### To be done
Restate the material word for word and leave out anything that is a picture.

Data entries:

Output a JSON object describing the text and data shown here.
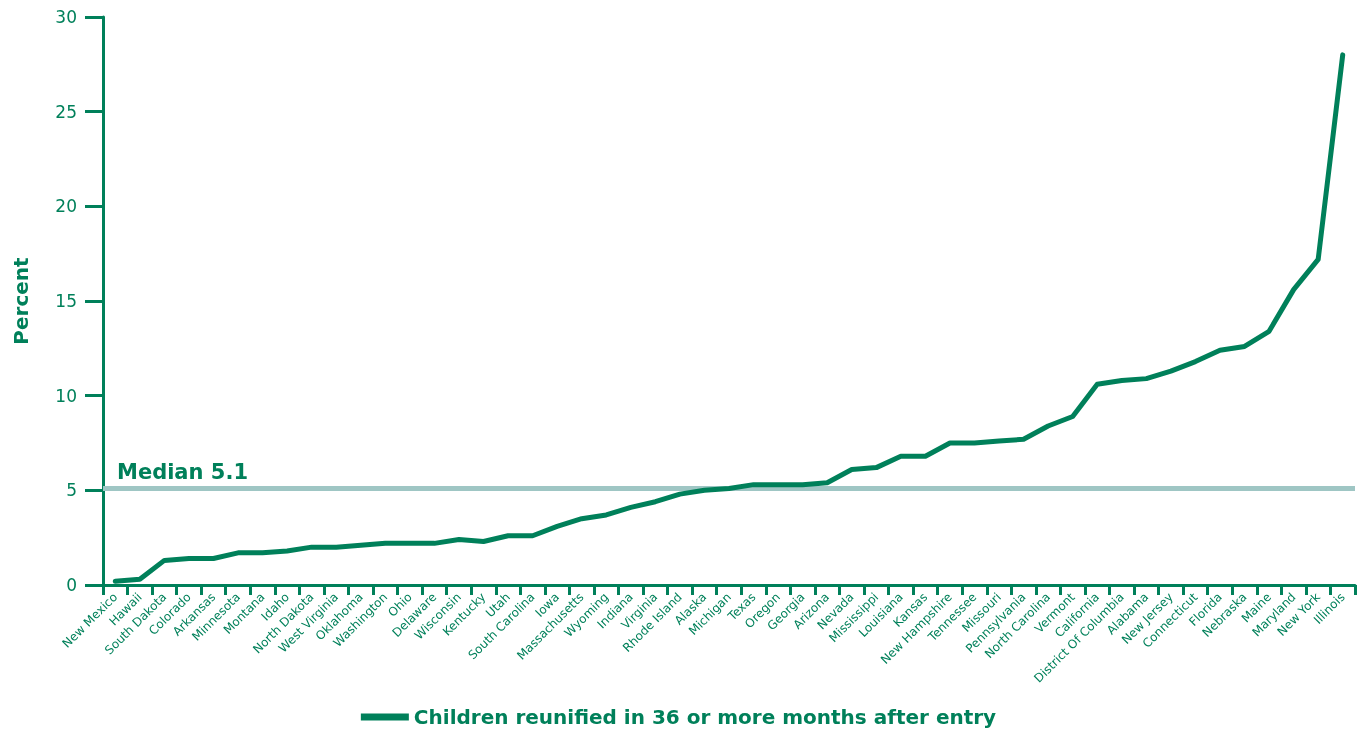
{
  "chart_data": {
    "type": "line",
    "ylabel": "Percent",
    "categories": [
      "New Mexico",
      "Hawaii",
      "South Dakota",
      "Colorado",
      "Arkansas",
      "Minnesota",
      "Montana",
      "Idaho",
      "North Dakota",
      "West Virginia",
      "Oklahoma",
      "Washington",
      "Ohio",
      "Delaware",
      "Wisconsin",
      "Kentucky",
      "Utah",
      "South Carolina",
      "Iowa",
      "Massachusetts",
      "Wyoming",
      "Indiana",
      "Virginia",
      "Rhode Island",
      "Alaska",
      "Michigan",
      "Texas",
      "Oregon",
      "Georgia",
      "Arizona",
      "Nevada",
      "Mississippi",
      "Louisiana",
      "Kansas",
      "New Hampshire",
      "Tennessee",
      "Missouri",
      "Pennsylvania",
      "North Carolina",
      "Vermont",
      "California",
      "District Of Columbia",
      "Alabama",
      "New Jersey",
      "Connecticut",
      "Florida",
      "Nebraska",
      "Maine",
      "Maryland",
      "New York",
      "Illinois"
    ],
    "series": [
      {
        "name": "Children reunified in 36 or more months after entry",
        "color": "#00805a",
        "values": [
          0.2,
          0.3,
          1.3,
          1.4,
          1.4,
          1.7,
          1.7,
          1.8,
          2.0,
          2.0,
          2.1,
          2.2,
          2.2,
          2.2,
          2.4,
          2.3,
          2.6,
          2.6,
          3.1,
          3.5,
          3.7,
          4.1,
          4.4,
          4.8,
          5.0,
          5.1,
          5.3,
          5.3,
          5.3,
          5.4,
          6.1,
          6.2,
          6.8,
          6.8,
          7.5,
          7.5,
          7.6,
          7.7,
          8.4,
          8.9,
          10.6,
          10.8,
          10.9,
          11.3,
          11.8,
          12.4,
          12.6,
          13.4,
          15.6,
          17.2,
          28.0
        ]
      }
    ],
    "ylim": [
      0,
      30
    ],
    "yticks": [
      0,
      5,
      10,
      15,
      20,
      25,
      30
    ],
    "ref_lines": [
      {
        "axis": "y",
        "value": 5.1,
        "label": "Median 5.1",
        "color": "#9fc6c4"
      }
    ],
    "grid": false,
    "legend": "bottom",
    "marker": "none",
    "line_style": "solid"
  }
}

### Task answer
Output a JSON object describing the text and data shown here.
{
  "chart_data": {
    "type": "line",
    "ylabel": "Percent",
    "categories": [
      "New Mexico",
      "Hawaii",
      "South Dakota",
      "Colorado",
      "Arkansas",
      "Minnesota",
      "Montana",
      "Idaho",
      "North Dakota",
      "West Virginia",
      "Oklahoma",
      "Washington",
      "Ohio",
      "Delaware",
      "Wisconsin",
      "Kentucky",
      "Utah",
      "South Carolina",
      "Iowa",
      "Massachusetts",
      "Wyoming",
      "Indiana",
      "Virginia",
      "Rhode Island",
      "Alaska",
      "Michigan",
      "Texas",
      "Oregon",
      "Georgia",
      "Arizona",
      "Nevada",
      "Mississippi",
      "Louisiana",
      "Kansas",
      "New Hampshire",
      "Tennessee",
      "Missouri",
      "Pennsylvania",
      "North Carolina",
      "Vermont",
      "California",
      "District Of Columbia",
      "Alabama",
      "New Jersey",
      "Connecticut",
      "Florida",
      "Nebraska",
      "Maine",
      "Maryland",
      "New York",
      "Illinois"
    ],
    "series": [
      {
        "name": "Children reunified in 36 or more months after entry",
        "color": "#00805a",
        "values": [
          0.2,
          0.3,
          1.3,
          1.4,
          1.4,
          1.7,
          1.7,
          1.8,
          2.0,
          2.0,
          2.1,
          2.2,
          2.2,
          2.2,
          2.4,
          2.3,
          2.6,
          2.6,
          3.1,
          3.5,
          3.7,
          4.1,
          4.4,
          4.8,
          5.0,
          5.1,
          5.3,
          5.3,
          5.3,
          5.4,
          6.1,
          6.2,
          6.8,
          6.8,
          7.5,
          7.5,
          7.6,
          7.7,
          8.4,
          8.9,
          10.6,
          10.8,
          10.9,
          11.3,
          11.8,
          12.4,
          12.6,
          13.4,
          15.6,
          17.2,
          28.0
        ]
      }
    ],
    "ylim": [
      0,
      30
    ],
    "yticks": [
      0,
      5,
      10,
      15,
      20,
      25,
      30
    ],
    "ref_lines": [
      {
        "axis": "y",
        "value": 5.1,
        "label": "Median 5.1",
        "color": "#9fc6c4"
      }
    ],
    "grid": false,
    "legend": "bottom",
    "marker": "none",
    "line_style": "solid"
  }
}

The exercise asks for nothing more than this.